--- STATED PROBLEM ---
Print all the data, keeping every line exactly as it is.

[Excerpts from a figure dataset]
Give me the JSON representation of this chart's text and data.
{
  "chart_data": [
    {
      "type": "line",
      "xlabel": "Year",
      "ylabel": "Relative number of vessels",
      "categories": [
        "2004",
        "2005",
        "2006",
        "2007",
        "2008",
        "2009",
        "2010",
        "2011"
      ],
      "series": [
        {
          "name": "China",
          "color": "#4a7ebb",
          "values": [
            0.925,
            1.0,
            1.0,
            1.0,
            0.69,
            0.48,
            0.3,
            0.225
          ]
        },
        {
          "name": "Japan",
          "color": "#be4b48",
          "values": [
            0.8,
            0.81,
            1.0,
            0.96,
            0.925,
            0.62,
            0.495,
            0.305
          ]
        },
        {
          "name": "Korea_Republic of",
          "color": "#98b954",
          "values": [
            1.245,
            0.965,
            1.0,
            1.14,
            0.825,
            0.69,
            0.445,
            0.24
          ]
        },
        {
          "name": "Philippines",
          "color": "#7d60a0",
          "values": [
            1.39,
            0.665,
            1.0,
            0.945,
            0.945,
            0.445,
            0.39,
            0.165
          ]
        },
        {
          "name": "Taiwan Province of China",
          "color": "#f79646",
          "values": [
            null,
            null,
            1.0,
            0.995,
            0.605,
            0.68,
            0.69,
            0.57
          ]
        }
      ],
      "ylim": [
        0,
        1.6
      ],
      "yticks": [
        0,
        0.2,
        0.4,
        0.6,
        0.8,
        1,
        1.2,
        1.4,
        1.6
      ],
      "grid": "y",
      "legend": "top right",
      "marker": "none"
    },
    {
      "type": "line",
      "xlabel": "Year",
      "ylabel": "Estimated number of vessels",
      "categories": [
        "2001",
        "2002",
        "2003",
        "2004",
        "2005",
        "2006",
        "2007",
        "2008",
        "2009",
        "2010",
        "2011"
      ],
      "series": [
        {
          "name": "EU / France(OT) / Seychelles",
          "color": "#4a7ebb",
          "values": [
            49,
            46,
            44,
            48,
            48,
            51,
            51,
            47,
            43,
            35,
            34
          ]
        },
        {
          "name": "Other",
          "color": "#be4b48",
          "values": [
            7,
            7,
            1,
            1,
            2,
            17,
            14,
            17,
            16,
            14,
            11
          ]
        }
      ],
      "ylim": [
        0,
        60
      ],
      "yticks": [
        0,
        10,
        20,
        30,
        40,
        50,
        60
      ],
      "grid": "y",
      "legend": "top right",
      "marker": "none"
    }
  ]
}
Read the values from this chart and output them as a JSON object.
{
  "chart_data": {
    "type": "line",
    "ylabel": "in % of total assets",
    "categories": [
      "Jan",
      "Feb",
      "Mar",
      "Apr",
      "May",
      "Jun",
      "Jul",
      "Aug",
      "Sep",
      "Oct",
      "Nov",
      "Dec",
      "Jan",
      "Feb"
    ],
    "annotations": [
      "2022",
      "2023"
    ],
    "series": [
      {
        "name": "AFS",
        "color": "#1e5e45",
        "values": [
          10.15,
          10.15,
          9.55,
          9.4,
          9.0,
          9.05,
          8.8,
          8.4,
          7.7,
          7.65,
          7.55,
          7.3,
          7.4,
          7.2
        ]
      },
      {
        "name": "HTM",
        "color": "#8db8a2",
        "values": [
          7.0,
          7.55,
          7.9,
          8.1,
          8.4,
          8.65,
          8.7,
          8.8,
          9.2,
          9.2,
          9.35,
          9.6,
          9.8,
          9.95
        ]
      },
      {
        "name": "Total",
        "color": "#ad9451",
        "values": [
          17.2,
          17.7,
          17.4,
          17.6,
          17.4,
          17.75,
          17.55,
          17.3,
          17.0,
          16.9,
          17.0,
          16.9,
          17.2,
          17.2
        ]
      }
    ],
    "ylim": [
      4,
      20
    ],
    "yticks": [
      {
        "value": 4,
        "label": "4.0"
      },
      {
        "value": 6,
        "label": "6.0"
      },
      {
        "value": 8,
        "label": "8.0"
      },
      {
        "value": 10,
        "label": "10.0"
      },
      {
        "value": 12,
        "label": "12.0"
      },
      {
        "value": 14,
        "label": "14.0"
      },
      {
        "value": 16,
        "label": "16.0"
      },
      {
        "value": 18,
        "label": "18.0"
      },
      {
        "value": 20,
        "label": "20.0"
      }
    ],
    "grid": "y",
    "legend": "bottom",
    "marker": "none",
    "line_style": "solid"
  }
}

--- ANSWER TO THE TASK ---
Give me the JSON representation of this chart's text and data.
{
  "chart_data": [
    {
      "type": "line",
      "xlabel": "Year",
      "ylabel": "Relative number of vessels",
      "categories": [
        "2004",
        "2005",
        "2006",
        "2007",
        "2008",
        "2009",
        "2010",
        "2011"
      ],
      "series": [
        {
          "name": "China",
          "color": "#4a7ebb",
          "values": [
            0.925,
            1.0,
            1.0,
            1.0,
            0.69,
            0.48,
            0.3,
            0.225
          ]
        },
        {
          "name": "Japan",
          "color": "#be4b48",
          "values": [
            0.8,
            0.81,
            1.0,
            0.96,
            0.925,
            0.62,
            0.495,
            0.305
          ]
        },
        {
          "name": "Korea_Republic of",
          "color": "#98b954",
          "values": [
            1.245,
            0.965,
            1.0,
            1.14,
            0.825,
            0.69,
            0.445,
            0.24
          ]
        },
        {
          "name": "Philippines",
          "color": "#7d60a0",
          "values": [
            1.39,
            0.665,
            1.0,
            0.945,
            0.945,
            0.445,
            0.39,
            0.165
          ]
        },
        {
          "name": "Taiwan Province of China",
          "color": "#f79646",
          "values": [
            null,
            null,
            1.0,
            0.995,
            0.605,
            0.68,
            0.69,
            0.57
          ]
        }
      ],
      "ylim": [
        0,
        1.6
      ],
      "yticks": [
        0,
        0.2,
        0.4,
        0.6,
        0.8,
        1,
        1.2,
        1.4,
        1.6
      ],
      "grid": "y",
      "legend": "top right",
      "marker": "none"
    },
    {
      "type": "line",
      "xlabel": "Year",
      "ylabel": "Estimated number of vessels",
      "categories": [
        "2001",
        "2002",
        "2003",
        "2004",
        "2005",
        "2006",
        "2007",
        "2008",
        "2009",
        "2010",
        "2011"
      ],
      "series": [
        {
          "name": "EU / France(OT) / Seychelles",
          "color": "#4a7ebb",
          "values": [
            49,
            46,
            44,
            48,
            48,
            51,
            51,
            47,
            43,
            35,
            34
          ]
        },
        {
          "name": "Other",
          "color": "#be4b48",
          "values": [
            7,
            7,
            1,
            1,
            2,
            17,
            14,
            17,
            16,
            14,
            11
          ]
        }
      ],
      "ylim": [
        0,
        60
      ],
      "yticks": [
        0,
        10,
        20,
        30,
        40,
        50,
        60
      ],
      "grid": "y",
      "legend": "top right",
      "marker": "none"
    }
  ]
}
Read the values from this chart and output them as a JSON object.
{
  "chart_data": {
    "type": "line",
    "ylabel": "in % of total assets",
    "categories": [
      "Jan",
      "Feb",
      "Mar",
      "Apr",
      "May",
      "Jun",
      "Jul",
      "Aug",
      "Sep",
      "Oct",
      "Nov",
      "Dec",
      "Jan",
      "Feb"
    ],
    "annotations": [
      "2022",
      "2023"
    ],
    "series": [
      {
        "name": "AFS",
        "color": "#1e5e45",
        "values": [
          10.15,
          10.15,
          9.55,
          9.4,
          9.0,
          9.05,
          8.8,
          8.4,
          7.7,
          7.65,
          7.55,
          7.3,
          7.4,
          7.2
        ]
      },
      {
        "name": "HTM",
        "color": "#8db8a2",
        "values": [
          7.0,
          7.55,
          7.9,
          8.1,
          8.4,
          8.65,
          8.7,
          8.8,
          9.2,
          9.2,
          9.35,
          9.6,
          9.8,
          9.95
        ]
      },
      {
        "name": "Total",
        "color": "#ad9451",
        "values": [
          17.2,
          17.7,
          17.4,
          17.6,
          17.4,
          17.75,
          17.55,
          17.3,
          17.0,
          16.9,
          17.0,
          16.9,
          17.2,
          17.2
        ]
      }
    ],
    "ylim": [
      4,
      20
    ],
    "yticks": [
      {
        "value": 4,
        "label": "4.0"
      },
      {
        "value": 6,
        "label": "6.0"
      },
      {
        "value": 8,
        "label": "8.0"
      },
      {
        "value": 10,
        "label": "10.0"
      },
      {
        "value": 12,
        "label": "12.0"
      },
      {
        "value": 14,
        "label": "14.0"
      },
      {
        "value": 16,
        "label": "16.0"
      },
      {
        "value": 18,
        "label": "18.0"
      },
      {
        "value": 20,
        "label": "20.0"
      }
    ],
    "grid": "y",
    "legend": "bottom",
    "marker": "none",
    "line_style": "solid"
  }
}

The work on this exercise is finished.